Give the number of lines in the records below that include "point". Reply with that number alone.

[Stored items from a collection]
'''
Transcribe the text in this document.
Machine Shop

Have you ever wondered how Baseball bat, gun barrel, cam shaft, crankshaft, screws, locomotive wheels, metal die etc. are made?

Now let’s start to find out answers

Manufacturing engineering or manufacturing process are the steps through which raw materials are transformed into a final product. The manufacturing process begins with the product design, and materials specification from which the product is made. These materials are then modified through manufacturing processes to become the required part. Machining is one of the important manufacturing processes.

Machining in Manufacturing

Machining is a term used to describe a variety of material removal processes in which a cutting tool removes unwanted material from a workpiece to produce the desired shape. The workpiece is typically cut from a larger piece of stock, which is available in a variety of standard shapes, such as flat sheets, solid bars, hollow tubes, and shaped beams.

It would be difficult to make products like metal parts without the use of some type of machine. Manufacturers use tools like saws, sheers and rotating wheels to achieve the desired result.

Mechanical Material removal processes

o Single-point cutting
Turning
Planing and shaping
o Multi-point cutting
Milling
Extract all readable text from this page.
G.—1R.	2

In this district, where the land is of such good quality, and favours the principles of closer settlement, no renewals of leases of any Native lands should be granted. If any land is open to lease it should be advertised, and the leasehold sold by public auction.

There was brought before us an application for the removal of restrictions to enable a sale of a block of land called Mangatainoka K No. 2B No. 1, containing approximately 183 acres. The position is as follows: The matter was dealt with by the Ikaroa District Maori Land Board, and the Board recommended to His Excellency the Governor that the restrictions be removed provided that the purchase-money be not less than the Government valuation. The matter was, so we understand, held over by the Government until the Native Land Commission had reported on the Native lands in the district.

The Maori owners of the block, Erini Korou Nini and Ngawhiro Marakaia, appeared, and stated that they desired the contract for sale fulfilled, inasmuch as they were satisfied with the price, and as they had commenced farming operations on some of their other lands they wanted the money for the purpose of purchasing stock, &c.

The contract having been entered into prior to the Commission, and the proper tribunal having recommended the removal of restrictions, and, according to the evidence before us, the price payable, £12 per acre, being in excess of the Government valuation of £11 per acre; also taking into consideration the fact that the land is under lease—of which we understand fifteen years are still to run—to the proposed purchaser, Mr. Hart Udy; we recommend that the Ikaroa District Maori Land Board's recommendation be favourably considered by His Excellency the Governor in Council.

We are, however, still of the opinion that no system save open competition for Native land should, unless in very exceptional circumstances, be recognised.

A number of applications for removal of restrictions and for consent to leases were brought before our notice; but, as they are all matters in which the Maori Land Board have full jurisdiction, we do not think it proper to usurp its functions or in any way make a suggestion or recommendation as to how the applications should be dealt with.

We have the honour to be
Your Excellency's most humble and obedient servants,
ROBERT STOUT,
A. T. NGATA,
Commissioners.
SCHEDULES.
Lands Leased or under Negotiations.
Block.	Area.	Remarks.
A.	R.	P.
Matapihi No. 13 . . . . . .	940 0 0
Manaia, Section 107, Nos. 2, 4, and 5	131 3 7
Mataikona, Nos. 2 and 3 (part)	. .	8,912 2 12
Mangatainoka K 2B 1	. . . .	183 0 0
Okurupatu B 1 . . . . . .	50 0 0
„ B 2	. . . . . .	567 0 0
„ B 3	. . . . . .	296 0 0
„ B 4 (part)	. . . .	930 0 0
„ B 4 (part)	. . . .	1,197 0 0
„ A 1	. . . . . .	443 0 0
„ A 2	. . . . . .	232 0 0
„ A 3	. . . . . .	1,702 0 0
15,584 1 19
'''
= CORRECT RESULT =
2